§ Data section:
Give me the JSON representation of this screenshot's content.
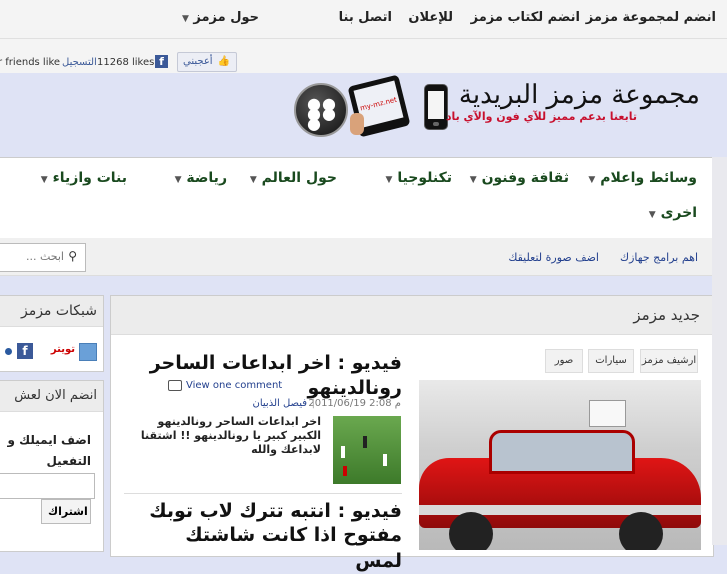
{
  "topnav": {
    "items": [
      "انضم لمجموعة مزمز",
      "انضم لكتاب مزمز",
      "للإعلان",
      "اتصل بنا",
      "حول مزمز"
    ]
  },
  "social": {
    "friends_text": "r friends like",
    "register": "التسجيل",
    "likes": "11268 likes.",
    "like_button": "أعجبني"
  },
  "header": {
    "title": "مجموعة مزمز البريدية",
    "subtitle": "تابعنا بدعم مميز للآي فون والآي باد",
    "tablet_text": "my-mz.net"
  },
  "nav": {
    "row1": [
      "وسائط واعلام",
      "ثقافة وفنون",
      "تكنلوجيا",
      "حول العالم",
      "رياضة",
      "بنات وازياء"
    ],
    "row2": [
      "اخرى"
    ]
  },
  "subnav": {
    "links": [
      "اهم برامج جهازك",
      "اضف صورة لتعليقك"
    ],
    "search_placeholder": "ابحث ..."
  },
  "sidebar": {
    "networks_title": "شبكات مزمز",
    "twitter": "تويتر",
    "join_title": "انضم الان لعش",
    "email_prompt_1": "اضف ايميلك و",
    "email_prompt_2": "التفعيل",
    "subscribe": "اشتراك"
  },
  "main": {
    "heading": "جديد مزمز",
    "tags": [
      "ارشيف مزمز",
      "سيارات",
      "صور"
    ],
    "article1": {
      "title_1": "فيديو : اخر ابداعات الساحر",
      "title_2": "رونالدينهو",
      "comments": "View one comment",
      "meta_date": "2011/06/19 2:08 م",
      "meta_author": "فيصل الذبيان",
      "excerpt_1": "اخر ابداعات الساحر رونالدينهو",
      "excerpt_2": "الكبير كبير يا رونالدينهو !! اشتقنا",
      "excerpt_3": "لابداعك والله"
    },
    "article2": {
      "title_1": "فيديو : انتبه تترك لاب توبك",
      "title_2": "مفتوح اذا كانت شاشتك لمس"
    }
  },
  "colors": {
    "page_bg": "#dfe3f5",
    "nav_text": "#1a4a1f",
    "link": "#23408e",
    "subtitle": "#c8102e"
  }
}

§ What is expected:
A faithful copy of the records above is needed, with the pictures left out.

§ Task result:
Give me the JSON representation of this screenshot's content.
{
  "topnav": {
    "items": [
      "انضم لمجموعة مزمز",
      "انضم لكتاب مزمز",
      "للإعلان",
      "اتصل بنا",
      "حول مزمز"
    ]
  },
  "social": {
    "friends_text": "r friends like",
    "register": "التسجيل",
    "likes": "11268 likes.",
    "like_button": "أعجبني"
  },
  "header": {
    "title": "مجموعة مزمز البريدية",
    "subtitle": "تابعنا بدعم مميز للآي فون والآي باد",
    "tablet_text": "my-mz.net"
  },
  "nav": {
    "row1": [
      "وسائط واعلام",
      "ثقافة وفنون",
      "تكنلوجيا",
      "حول العالم",
      "رياضة",
      "بنات وازياء"
    ],
    "row2": [
      "اخرى"
    ]
  },
  "subnav": {
    "links": [
      "اهم برامج جهازك",
      "اضف صورة لتعليقك"
    ],
    "search_placeholder": "ابحث ..."
  },
  "sidebar": {
    "networks_title": "شبكات مزمز",
    "twitter": "تويتر",
    "join_title": "انضم الان لعش",
    "email_prompt_1": "اضف ايميلك و",
    "email_prompt_2": "التفعيل",
    "subscribe": "اشتراك"
  },
  "main": {
    "heading": "جديد مزمز",
    "tags": [
      "ارشيف مزمز",
      "سيارات",
      "صور"
    ],
    "article1": {
      "title_1": "فيديو : اخر ابداعات الساحر",
      "title_2": "رونالدينهو",
      "comments": "View one comment",
      "meta_date": "2011/06/19 2:08 م",
      "meta_author": "فيصل الذبيان",
      "excerpt_1": "اخر ابداعات الساحر رونالدينهو",
      "excerpt_2": "الكبير كبير يا رونالدينهو !! اشتقنا",
      "excerpt_3": "لابداعك والله"
    },
    "article2": {
      "title_1": "فيديو : انتبه تترك لاب توبك",
      "title_2": "مفتوح اذا كانت شاشتك لمس"
    }
  },
  "colors": {
    "page_bg": "#dfe3f5",
    "nav_text": "#1a4a1f",
    "link": "#23408e",
    "subtitle": "#c8102e"
  }
}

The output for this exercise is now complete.